§ **Working data**:
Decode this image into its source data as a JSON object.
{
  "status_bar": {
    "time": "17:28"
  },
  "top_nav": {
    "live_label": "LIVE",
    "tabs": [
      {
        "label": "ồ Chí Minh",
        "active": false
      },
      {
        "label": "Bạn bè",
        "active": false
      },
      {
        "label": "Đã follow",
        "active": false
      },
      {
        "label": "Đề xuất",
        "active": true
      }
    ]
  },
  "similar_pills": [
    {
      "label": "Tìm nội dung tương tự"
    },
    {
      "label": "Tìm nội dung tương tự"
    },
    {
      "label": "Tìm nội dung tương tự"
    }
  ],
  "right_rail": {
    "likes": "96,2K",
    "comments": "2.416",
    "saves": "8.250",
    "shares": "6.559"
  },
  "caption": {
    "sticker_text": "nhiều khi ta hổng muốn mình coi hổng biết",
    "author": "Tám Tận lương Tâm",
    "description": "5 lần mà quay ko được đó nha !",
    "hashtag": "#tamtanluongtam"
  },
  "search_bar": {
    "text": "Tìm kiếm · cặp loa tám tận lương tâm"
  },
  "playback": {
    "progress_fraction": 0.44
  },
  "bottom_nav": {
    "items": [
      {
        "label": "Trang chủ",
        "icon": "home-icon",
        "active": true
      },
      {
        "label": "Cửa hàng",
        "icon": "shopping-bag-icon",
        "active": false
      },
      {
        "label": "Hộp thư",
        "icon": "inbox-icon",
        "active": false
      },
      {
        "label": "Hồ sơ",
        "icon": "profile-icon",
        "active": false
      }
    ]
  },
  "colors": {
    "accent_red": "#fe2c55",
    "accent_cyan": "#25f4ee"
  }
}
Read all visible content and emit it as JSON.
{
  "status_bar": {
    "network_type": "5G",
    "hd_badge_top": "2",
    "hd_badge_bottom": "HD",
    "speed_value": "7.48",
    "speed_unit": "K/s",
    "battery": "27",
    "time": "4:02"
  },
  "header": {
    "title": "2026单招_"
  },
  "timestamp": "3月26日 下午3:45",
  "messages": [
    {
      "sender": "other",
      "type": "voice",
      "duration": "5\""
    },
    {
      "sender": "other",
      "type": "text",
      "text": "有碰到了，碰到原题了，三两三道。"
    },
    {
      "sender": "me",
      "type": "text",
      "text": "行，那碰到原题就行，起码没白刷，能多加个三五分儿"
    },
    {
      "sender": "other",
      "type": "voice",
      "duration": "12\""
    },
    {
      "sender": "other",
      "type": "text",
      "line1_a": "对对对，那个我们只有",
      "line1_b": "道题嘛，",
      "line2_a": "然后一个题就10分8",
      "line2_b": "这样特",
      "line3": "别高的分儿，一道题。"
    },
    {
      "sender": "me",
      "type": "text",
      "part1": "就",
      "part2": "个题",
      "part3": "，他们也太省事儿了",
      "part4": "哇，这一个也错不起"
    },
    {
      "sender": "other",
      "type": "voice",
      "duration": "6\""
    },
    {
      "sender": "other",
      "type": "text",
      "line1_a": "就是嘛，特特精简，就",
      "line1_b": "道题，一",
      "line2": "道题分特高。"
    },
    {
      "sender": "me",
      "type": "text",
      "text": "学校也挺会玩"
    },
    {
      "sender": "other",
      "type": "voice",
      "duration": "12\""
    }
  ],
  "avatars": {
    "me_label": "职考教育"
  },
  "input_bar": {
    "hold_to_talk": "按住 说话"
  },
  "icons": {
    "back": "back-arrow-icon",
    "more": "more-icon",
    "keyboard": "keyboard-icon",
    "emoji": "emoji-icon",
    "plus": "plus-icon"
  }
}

§ **Exercise description**: Restate every line of the data word for word.

§ **Solution for this problem**:
Decode this image into its source data as a JSON object.
{
  "status_bar": {
    "time": "17:28"
  },
  "top_nav": {
    "live_label": "LIVE",
    "tabs": [
      {
        "label": "ồ Chí Minh",
        "active": false
      },
      {
        "label": "Bạn bè",
        "active": false
      },
      {
        "label": "Đã follow",
        "active": false
      },
      {
        "label": "Đề xuất",
        "active": true
      }
    ]
  },
  "similar_pills": [
    {
      "label": "Tìm nội dung tương tự"
    },
    {
      "label": "Tìm nội dung tương tự"
    },
    {
      "label": "Tìm nội dung tương tự"
    }
  ],
  "right_rail": {
    "likes": "96,2K",
    "comments": "2.416",
    "saves": "8.250",
    "shares": "6.559"
  },
  "caption": {
    "sticker_text": "nhiều khi ta hổng muốn mình coi hổng biết",
    "author": "Tám Tận lương Tâm",
    "description": "5 lần mà quay ko được đó nha !",
    "hashtag": "#tamtanluongtam"
  },
  "search_bar": {
    "text": "Tìm kiếm · cặp loa tám tận lương tâm"
  },
  "playback": {
    "progress_fraction": 0.44
  },
  "bottom_nav": {
    "items": [
      {
        "label": "Trang chủ",
        "icon": "home-icon",
        "active": true
      },
      {
        "label": "Cửa hàng",
        "icon": "shopping-bag-icon",
        "active": false
      },
      {
        "label": "Hộp thư",
        "icon": "inbox-icon",
        "active": false
      },
      {
        "label": "Hồ sơ",
        "icon": "profile-icon",
        "active": false
      }
    ]
  },
  "colors": {
    "accent_red": "#fe2c55",
    "accent_cyan": "#25f4ee"
  }
}
Read all visible content and emit it as JSON.
{
  "status_bar": {
    "network_type": "5G",
    "hd_badge_top": "2",
    "hd_badge_bottom": "HD",
    "speed_value": "7.48",
    "speed_unit": "K/s",
    "battery": "27",
    "time": "4:02"
  },
  "header": {
    "title": "2026单招_"
  },
  "timestamp": "3月26日 下午3:45",
  "messages": [
    {
      "sender": "other",
      "type": "voice",
      "duration": "5\""
    },
    {
      "sender": "other",
      "type": "text",
      "text": "有碰到了，碰到原题了，三两三道。"
    },
    {
      "sender": "me",
      "type": "text",
      "text": "行，那碰到原题就行，起码没白刷，能多加个三五分儿"
    },
    {
      "sender": "other",
      "type": "voice",
      "duration": "12\""
    },
    {
      "sender": "other",
      "type": "text",
      "line1_a": "对对对，那个我们只有",
      "line1_b": "道题嘛，",
      "line2_a": "然后一个题就10分8",
      "line2_b": "这样特",
      "line3": "别高的分儿，一道题。"
    },
    {
      "sender": "me",
      "type": "text",
      "part1": "就",
      "part2": "个题",
      "part3": "，他们也太省事儿了",
      "part4": "哇，这一个也错不起"
    },
    {
      "sender": "other",
      "type": "voice",
      "duration": "6\""
    },
    {
      "sender": "other",
      "type": "text",
      "line1_a": "就是嘛，特特精简，就",
      "line1_b": "道题，一",
      "line2": "道题分特高。"
    },
    {
      "sender": "me",
      "type": "text",
      "text": "学校也挺会玩"
    },
    {
      "sender": "other",
      "type": "voice",
      "duration": "12\""
    }
  ],
  "avatars": {
    "me_label": "职考教育"
  },
  "input_bar": {
    "hold_to_talk": "按住 说话"
  },
  "icons": {
    "back": "back-arrow-icon",
    "more": "more-icon",
    "keyboard": "keyboard-icon",
    "emoji": "emoji-icon",
    "plus": "plus-icon"
  }
}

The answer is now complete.